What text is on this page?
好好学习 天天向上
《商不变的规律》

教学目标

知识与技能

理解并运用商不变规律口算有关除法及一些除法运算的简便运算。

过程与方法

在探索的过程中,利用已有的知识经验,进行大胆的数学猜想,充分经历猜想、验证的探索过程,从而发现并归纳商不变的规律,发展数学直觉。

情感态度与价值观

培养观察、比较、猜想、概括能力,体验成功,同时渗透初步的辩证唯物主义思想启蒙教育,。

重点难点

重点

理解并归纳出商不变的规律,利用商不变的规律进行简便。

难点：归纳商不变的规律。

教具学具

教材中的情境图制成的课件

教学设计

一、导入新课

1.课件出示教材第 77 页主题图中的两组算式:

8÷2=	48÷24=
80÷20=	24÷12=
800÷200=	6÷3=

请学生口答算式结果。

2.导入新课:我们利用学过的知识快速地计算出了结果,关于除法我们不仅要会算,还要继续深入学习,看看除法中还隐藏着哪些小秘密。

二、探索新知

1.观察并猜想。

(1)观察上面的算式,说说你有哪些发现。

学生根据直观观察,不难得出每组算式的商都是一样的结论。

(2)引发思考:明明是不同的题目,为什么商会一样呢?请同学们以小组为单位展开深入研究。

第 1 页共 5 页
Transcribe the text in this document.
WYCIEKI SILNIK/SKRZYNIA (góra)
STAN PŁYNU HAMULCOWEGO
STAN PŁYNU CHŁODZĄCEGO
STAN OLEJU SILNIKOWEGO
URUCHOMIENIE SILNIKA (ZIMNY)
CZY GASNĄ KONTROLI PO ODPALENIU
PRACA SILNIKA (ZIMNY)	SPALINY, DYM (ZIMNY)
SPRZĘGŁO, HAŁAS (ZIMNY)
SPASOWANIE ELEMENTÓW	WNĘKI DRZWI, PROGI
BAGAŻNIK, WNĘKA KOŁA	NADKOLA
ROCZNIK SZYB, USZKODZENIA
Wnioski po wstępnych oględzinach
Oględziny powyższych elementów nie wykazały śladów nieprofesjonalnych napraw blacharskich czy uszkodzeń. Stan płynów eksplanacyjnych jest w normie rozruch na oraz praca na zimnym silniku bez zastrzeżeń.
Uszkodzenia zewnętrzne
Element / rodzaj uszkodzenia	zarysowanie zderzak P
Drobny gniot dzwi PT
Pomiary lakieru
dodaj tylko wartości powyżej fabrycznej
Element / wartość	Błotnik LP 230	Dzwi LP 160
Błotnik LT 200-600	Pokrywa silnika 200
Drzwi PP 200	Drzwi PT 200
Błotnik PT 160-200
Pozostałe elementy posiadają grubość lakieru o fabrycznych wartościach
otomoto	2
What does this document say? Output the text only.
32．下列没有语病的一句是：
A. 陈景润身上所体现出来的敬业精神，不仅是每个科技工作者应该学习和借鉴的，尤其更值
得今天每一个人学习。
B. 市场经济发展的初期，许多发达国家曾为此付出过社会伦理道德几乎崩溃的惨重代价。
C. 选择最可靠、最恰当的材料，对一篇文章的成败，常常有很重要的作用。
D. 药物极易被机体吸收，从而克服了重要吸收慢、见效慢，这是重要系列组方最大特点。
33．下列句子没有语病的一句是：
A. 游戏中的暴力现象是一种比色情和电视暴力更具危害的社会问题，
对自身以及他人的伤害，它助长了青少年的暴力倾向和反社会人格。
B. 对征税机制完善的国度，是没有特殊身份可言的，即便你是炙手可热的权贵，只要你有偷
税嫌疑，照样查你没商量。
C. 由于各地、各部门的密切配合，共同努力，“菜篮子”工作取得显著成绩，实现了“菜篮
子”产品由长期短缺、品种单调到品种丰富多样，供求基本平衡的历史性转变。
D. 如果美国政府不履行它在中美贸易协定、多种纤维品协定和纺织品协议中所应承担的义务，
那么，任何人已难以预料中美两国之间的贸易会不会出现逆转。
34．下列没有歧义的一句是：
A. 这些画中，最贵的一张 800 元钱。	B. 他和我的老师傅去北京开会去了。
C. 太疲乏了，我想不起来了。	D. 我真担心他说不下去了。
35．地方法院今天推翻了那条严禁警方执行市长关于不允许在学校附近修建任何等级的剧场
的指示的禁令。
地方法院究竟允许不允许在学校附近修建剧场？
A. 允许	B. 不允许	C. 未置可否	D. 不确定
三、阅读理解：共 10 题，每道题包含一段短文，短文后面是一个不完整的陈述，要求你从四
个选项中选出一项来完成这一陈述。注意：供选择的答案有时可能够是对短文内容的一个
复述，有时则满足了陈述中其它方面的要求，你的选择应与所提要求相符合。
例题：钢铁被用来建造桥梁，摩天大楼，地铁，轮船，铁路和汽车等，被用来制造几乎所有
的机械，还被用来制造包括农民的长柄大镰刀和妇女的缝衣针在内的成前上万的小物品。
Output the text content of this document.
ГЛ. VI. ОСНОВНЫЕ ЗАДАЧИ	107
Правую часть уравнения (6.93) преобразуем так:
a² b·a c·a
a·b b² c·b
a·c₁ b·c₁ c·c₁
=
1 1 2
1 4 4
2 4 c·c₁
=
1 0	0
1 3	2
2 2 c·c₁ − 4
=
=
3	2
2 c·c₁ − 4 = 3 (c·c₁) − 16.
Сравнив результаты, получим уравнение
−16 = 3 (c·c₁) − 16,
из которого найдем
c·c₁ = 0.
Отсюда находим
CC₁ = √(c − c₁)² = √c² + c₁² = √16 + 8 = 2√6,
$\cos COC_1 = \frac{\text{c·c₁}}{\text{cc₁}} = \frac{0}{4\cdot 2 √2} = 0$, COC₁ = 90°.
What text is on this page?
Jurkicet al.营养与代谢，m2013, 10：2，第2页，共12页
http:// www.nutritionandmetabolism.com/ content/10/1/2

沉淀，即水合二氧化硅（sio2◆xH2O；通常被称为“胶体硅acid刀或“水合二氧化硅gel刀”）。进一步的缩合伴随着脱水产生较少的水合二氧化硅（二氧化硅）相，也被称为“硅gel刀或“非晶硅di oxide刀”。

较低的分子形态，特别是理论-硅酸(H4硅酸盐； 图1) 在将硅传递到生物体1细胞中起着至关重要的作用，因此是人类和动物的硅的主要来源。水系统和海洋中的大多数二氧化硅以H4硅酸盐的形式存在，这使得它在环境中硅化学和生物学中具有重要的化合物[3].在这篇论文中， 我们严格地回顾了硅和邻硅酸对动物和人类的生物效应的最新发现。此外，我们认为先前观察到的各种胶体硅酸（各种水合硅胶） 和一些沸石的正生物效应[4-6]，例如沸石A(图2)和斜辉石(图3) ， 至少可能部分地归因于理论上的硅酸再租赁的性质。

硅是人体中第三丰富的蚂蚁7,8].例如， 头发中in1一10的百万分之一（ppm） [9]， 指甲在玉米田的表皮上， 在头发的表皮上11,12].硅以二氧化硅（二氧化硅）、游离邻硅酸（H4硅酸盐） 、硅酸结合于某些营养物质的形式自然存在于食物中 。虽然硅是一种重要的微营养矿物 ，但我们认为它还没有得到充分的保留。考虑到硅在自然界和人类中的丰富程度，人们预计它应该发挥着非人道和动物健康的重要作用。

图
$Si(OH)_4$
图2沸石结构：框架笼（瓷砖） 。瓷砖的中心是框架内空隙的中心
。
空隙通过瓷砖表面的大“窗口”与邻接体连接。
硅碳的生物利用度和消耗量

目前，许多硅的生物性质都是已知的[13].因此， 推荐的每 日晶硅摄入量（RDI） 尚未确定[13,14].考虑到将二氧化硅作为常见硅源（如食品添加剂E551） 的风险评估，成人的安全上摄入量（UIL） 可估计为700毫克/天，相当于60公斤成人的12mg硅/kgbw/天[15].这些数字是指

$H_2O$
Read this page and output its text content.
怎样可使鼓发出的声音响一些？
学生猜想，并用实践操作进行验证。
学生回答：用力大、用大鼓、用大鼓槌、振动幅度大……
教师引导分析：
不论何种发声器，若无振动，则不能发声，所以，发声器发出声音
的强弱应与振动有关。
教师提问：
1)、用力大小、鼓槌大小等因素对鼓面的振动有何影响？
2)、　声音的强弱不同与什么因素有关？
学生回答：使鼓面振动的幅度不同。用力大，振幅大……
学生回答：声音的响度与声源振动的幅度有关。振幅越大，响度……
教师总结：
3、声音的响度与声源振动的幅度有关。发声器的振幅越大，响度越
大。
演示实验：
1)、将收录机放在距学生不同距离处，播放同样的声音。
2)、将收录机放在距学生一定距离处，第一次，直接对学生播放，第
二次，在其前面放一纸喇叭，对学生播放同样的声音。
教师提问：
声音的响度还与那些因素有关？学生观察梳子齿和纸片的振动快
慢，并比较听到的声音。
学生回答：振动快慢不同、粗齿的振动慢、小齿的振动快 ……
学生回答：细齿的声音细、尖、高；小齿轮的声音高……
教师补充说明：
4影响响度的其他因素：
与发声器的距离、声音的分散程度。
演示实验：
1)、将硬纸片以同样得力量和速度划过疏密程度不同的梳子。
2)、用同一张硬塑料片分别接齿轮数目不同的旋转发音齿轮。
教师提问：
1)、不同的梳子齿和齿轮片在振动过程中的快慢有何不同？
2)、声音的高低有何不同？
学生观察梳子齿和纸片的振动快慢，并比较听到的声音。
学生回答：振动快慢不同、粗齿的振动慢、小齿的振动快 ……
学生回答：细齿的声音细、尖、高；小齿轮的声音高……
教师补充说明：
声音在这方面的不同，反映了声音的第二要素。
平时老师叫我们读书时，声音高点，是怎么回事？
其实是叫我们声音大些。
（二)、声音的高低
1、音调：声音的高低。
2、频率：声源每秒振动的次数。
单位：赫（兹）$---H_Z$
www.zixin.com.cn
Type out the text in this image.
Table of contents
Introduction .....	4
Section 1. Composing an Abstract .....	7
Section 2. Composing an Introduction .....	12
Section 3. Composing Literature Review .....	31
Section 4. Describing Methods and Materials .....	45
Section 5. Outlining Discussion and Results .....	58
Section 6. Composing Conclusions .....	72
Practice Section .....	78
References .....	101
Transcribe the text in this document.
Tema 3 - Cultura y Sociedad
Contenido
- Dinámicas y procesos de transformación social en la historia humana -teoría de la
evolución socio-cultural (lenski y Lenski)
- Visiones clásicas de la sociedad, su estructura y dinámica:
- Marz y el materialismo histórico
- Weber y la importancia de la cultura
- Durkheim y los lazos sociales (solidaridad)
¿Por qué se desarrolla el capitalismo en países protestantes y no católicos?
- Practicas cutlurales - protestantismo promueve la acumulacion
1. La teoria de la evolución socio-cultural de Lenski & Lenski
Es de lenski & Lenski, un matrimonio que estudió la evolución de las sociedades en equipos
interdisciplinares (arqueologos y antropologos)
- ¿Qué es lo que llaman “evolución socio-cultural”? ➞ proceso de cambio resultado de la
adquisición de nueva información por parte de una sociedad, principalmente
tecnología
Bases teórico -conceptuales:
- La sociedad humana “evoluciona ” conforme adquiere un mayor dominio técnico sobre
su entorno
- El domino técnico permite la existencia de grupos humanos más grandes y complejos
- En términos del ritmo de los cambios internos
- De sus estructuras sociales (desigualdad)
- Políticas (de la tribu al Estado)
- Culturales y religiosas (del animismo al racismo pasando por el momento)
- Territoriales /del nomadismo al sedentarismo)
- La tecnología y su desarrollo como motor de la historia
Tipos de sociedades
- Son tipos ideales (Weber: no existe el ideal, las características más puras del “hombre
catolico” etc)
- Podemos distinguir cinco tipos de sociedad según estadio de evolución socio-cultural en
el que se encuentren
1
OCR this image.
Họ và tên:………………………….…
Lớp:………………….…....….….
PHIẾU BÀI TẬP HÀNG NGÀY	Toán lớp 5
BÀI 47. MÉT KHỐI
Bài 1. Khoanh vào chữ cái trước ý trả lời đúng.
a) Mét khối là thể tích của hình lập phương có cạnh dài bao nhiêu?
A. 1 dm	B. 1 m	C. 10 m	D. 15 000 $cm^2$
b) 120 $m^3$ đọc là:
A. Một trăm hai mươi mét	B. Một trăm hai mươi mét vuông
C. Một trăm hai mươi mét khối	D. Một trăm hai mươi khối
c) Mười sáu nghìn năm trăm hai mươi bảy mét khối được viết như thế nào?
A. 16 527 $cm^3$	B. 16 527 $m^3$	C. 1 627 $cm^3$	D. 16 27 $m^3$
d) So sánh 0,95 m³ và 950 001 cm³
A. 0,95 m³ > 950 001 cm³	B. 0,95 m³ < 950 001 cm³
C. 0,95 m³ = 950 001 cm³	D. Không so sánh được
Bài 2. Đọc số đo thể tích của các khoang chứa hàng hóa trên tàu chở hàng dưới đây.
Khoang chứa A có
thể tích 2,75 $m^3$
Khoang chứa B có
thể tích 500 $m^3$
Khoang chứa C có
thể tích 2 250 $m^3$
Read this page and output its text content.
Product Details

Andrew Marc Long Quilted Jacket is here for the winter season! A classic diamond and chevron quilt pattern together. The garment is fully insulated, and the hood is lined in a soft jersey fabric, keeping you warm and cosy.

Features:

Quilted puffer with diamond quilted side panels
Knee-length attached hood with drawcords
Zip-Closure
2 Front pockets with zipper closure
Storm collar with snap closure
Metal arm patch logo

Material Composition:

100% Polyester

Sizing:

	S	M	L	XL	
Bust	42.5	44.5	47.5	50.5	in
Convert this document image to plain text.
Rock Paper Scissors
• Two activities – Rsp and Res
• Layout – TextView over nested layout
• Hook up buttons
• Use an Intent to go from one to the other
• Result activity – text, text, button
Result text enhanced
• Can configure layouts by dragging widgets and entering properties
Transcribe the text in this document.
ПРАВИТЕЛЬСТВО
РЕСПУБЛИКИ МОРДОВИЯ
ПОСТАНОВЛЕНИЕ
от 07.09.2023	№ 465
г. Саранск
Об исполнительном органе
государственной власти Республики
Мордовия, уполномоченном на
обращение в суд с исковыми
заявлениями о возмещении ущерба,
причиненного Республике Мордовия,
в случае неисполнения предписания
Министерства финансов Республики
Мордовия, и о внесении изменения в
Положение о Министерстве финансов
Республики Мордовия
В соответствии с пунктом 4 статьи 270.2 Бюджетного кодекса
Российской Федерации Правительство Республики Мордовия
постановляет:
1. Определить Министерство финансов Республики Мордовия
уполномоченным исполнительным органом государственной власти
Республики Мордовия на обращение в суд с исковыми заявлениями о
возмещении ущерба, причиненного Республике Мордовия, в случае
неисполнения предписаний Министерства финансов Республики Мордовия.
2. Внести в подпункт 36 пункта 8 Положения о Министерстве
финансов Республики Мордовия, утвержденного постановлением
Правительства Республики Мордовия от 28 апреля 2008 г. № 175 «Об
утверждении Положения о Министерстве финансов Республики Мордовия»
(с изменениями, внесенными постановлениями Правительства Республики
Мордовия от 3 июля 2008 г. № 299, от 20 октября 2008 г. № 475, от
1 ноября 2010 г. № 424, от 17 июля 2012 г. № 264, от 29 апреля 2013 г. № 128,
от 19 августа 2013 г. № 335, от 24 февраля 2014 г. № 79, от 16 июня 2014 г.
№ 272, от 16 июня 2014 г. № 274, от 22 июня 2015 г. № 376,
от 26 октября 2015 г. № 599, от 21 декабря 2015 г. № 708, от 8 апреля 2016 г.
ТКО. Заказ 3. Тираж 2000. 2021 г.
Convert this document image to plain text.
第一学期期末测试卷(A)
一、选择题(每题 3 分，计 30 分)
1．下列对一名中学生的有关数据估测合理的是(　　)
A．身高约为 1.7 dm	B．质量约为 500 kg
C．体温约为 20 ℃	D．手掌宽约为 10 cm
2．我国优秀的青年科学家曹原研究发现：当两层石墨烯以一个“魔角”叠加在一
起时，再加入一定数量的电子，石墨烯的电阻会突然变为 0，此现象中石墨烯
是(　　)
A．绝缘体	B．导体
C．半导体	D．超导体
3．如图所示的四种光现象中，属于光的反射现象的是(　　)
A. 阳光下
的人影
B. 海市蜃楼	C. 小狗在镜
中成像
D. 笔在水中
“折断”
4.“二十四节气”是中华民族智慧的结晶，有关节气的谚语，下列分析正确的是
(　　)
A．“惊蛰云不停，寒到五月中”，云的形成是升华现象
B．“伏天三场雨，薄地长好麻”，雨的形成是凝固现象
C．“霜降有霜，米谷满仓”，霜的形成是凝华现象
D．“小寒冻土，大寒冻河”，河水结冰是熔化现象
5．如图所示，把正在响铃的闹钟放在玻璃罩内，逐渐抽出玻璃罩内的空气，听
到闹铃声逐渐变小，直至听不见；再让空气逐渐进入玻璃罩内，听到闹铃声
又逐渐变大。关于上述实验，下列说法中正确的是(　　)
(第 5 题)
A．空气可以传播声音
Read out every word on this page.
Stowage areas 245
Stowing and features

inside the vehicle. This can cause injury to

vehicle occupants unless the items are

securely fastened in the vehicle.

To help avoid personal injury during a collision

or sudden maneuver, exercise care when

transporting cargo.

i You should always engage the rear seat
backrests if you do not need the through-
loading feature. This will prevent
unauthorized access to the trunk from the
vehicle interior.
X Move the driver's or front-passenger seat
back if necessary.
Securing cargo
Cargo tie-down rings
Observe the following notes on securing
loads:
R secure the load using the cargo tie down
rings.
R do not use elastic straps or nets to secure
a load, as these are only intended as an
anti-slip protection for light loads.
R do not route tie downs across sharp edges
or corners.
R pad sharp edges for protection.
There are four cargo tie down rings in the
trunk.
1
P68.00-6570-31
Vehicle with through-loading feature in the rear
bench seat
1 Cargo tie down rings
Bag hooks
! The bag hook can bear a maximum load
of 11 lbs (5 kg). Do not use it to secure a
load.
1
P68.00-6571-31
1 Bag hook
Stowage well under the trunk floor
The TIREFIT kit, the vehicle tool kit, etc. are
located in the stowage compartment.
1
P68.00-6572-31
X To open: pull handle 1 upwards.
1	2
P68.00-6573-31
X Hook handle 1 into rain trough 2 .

··········

Your task: Repeat only the stretch of lines that opens with the line containing "Read out every word on this page." and closes with the final line of the entries, both included, exactly as written.

Full answer:
Read out every word on this page.
Stowage areas 245
Stowing and features

inside the vehicle. This can cause injury to

vehicle occupants unless the items are

securely fastened in the vehicle.

To help avoid personal injury during a collision

or sudden maneuver, exercise care when

transporting cargo.

i You should always engage the rear seat
backrests if you do not need the through-
loading feature. This will prevent
unauthorized access to the trunk from the
vehicle interior.
X Move the driver's or front-passenger seat
back if necessary.
Securing cargo
Cargo tie-down rings
Observe the following notes on securing
loads:
R secure the load using the cargo tie down
rings.
R do not use elastic straps or nets to secure
a load, as these are only intended as an
anti-slip protection for light loads.
R do not route tie downs across sharp edges
or corners.
R pad sharp edges for protection.
There are four cargo tie down rings in the
trunk.
1
P68.00-6570-31
Vehicle with through-loading feature in the rear
bench seat
1 Cargo tie down rings
Bag hooks
! The bag hook can bear a maximum load
of 11 lbs (5 kg). Do not use it to secure a
load.
1
P68.00-6571-31
1 Bag hook
Stowage well under the trunk floor
The TIREFIT kit, the vehicle tool kit, etc. are
located in the stowage compartment.
1
P68.00-6572-31
X To open: pull handle 1 upwards.
1	2
P68.00-6573-31
X Hook handle 1 into rain trough 2 .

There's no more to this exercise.